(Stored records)
********

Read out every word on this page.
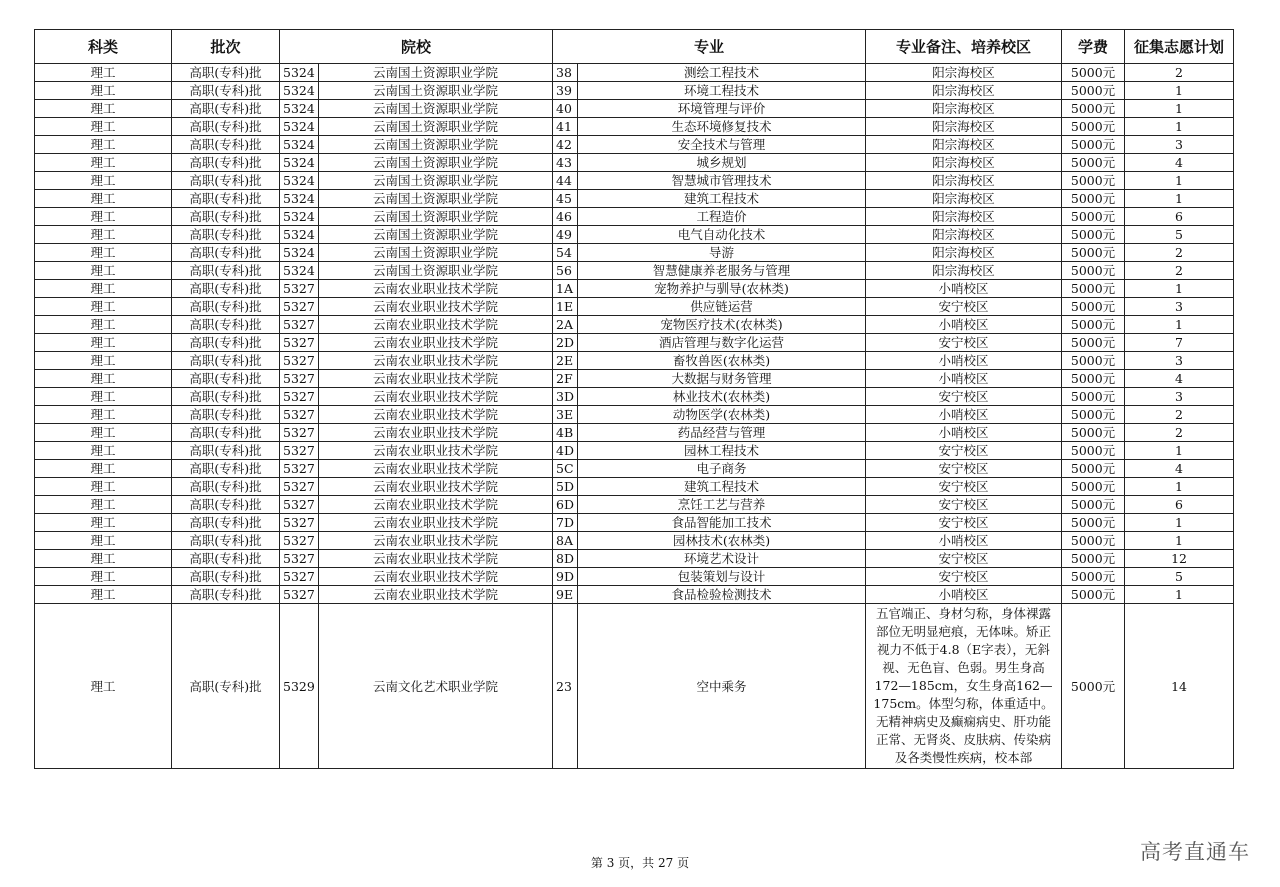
科类	批次	院校		专业		专业备注、培养校区	学费	征集志愿计划
理工	高职(专科)批	5324	云南国土资源职业学院	38	测绘工程技术	阳宗海校区	5000元	2
理工	高职(专科)批	5324	云南国土资源职业学院	39	环境工程技术	阳宗海校区	5000元	1
理工	高职(专科)批	5324	云南国土资源职业学院	40	环境管理与评价	阳宗海校区	5000元	1
理工	高职(专科)批	5324	云南国土资源职业学院	41	生态环境修复技术	阳宗海校区	5000元	1
理工	高职(专科)批	5324	云南国土资源职业学院	42	安全技术与管理	阳宗海校区	5000元	3
理工	高职(专科)批	5324	云南国土资源职业学院	43	城乡规划	阳宗海校区	5000元	4
理工	高职(专科)批	5324	云南国土资源职业学院	44	智慧城市管理技术	阳宗海校区	5000元	1
理工	高职(专科)批	5324	云南国土资源职业学院	45	建筑工程技术	阳宗海校区	5000元	1
理工	高职(专科)批	5324	云南国土资源职业学院	46	工程造价	阳宗海校区	5000元	6
理工	高职(专科)批	5324	云南国土资源职业学院	49	电气自动化技术	阳宗海校区	5000元	5
理工	高职(专科)批	5324	云南国土资源职业学院	54	导游	阳宗海校区	5000元	2
理工	高职(专科)批	5324	云南国土资源职业学院	56	智慧健康养老服务与管理	阳宗海校区	5000元	2
理工	高职(专科)批	5327	云南农业职业技术学院	1A	宠物养护与驯导(农林类)	小哨校区	5000元	1
理工	高职(专科)批	5327	云南农业职业技术学院	1E	供应链运营	安宁校区	5000元	3
理工	高职(专科)批	5327	云南农业职业技术学院	2A	宠物医疗技术(农林类)	小哨校区	5000元	1
理工	高职(专科)批	5327	云南农业职业技术学院	2D	酒店管理与数字化运营	安宁校区	5000元	7
理工	高职(专科)批	5327	云南农业职业技术学院	2E	畜牧兽医(农林类)	小哨校区	5000元	3
理工	高职(专科)批	5327	云南农业职业技术学院	2F	大数据与财务管理	小哨校区	5000元	4
理工	高职(专科)批	5327	云南农业职业技术学院	3D	林业技术(农林类)	安宁校区	5000元	3
理工	高职(专科)批	5327	云南农业职业技术学院	3E	动物医学(农林类)	小哨校区	5000元	2
理工	高职(专科)批	5327	云南农业职业技术学院	4B	药品经营与管理	小哨校区	5000元	2
理工	高职(专科)批	5327	云南农业职业技术学院	4D	园林工程技术	安宁校区	5000元	1
理工	高职(专科)批	5327	云南农业职业技术学院	5C	电子商务	安宁校区	5000元	4
理工	高职(专科)批	5327	云南农业职业技术学院	5D	建筑工程技术	安宁校区	5000元	1
理工	高职(专科)批	5327	云南农业职业技术学院	6D	烹饪工艺与营养	安宁校区	5000元	6
理工	高职(专科)批	5327	云南农业职业技术学院	7D	食品智能加工技术	安宁校区	5000元	1
理工	高职(专科)批	5327	云南农业职业技术学院	8A	园林技术(农林类)	小哨校区	5000元	1
理工	高职(专科)批	5327	云南农业职业技术学院	8D	环境艺术设计	安宁校区	5000元	12
理工	高职(专科)批	5327	云南农业职业技术学院	9D	包装策划与设计	安宁校区	5000元	5
理工	高职(专科)批	5327	云南农业职业技术学院	9E	食品检验检测技术	小哨校区	5000元	1
理工	高职(专科)批	5329	云南文化艺术职业学院	23	空中乘务	五官端正、身材匀称，身体裸露部位无明显疤痕，无体味。矫正视力不低于4.8（E字表），无斜视、无色盲、色弱。男生身高172—185cm，女生身高162—175cm。体型匀称，体重适中。无精神病史及癫痫病史、肝功能正常、无肾炎、皮肤病、传染病及各类慢性疾病，校本部	5000元	14
第 3 页，共 27 页	高考直通车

********

EXERCISE: Extract every line above containing the word "安宁校区".

RESULT:
理工	高职(专科)批	5327	云南农业职业技术学院	1E	供应链运营	安宁校区	5000元	3
理工	高职(专科)批	5327	云南农业职业技术学院	2D	酒店管理与数字化运营	安宁校区	5000元	7
理工	高职(专科)批	5327	云南农业职业技术学院	3D	林业技术(农林类)	安宁校区	5000元	3
理工	高职(专科)批	5327	云南农业职业技术学院	4D	园林工程技术	安宁校区	5000元	1
理工	高职(专科)批	5327	云南农业职业技术学院	5C	电子商务	安宁校区	5000元	4
理工	高职(专科)批	5327	云南农业职业技术学院	5D	建筑工程技术	安宁校区	5000元	1
理工	高职(专科)批	5327	云南农业职业技术学院	6D	烹饪工艺与营养	安宁校区	5000元	6
理工	高职(专科)批	5327	云南农业职业技术学院	7D	食品智能加工技术	安宁校区	5000元	1
理工	高职(专科)批	5327	云南农业职业技术学院	8D	环境艺术设计	安宁校区	5000元	12
理工	高职(专科)批	5327	云南农业职业技术学院	9D	包装策划与设计	安宁校区	5000元	5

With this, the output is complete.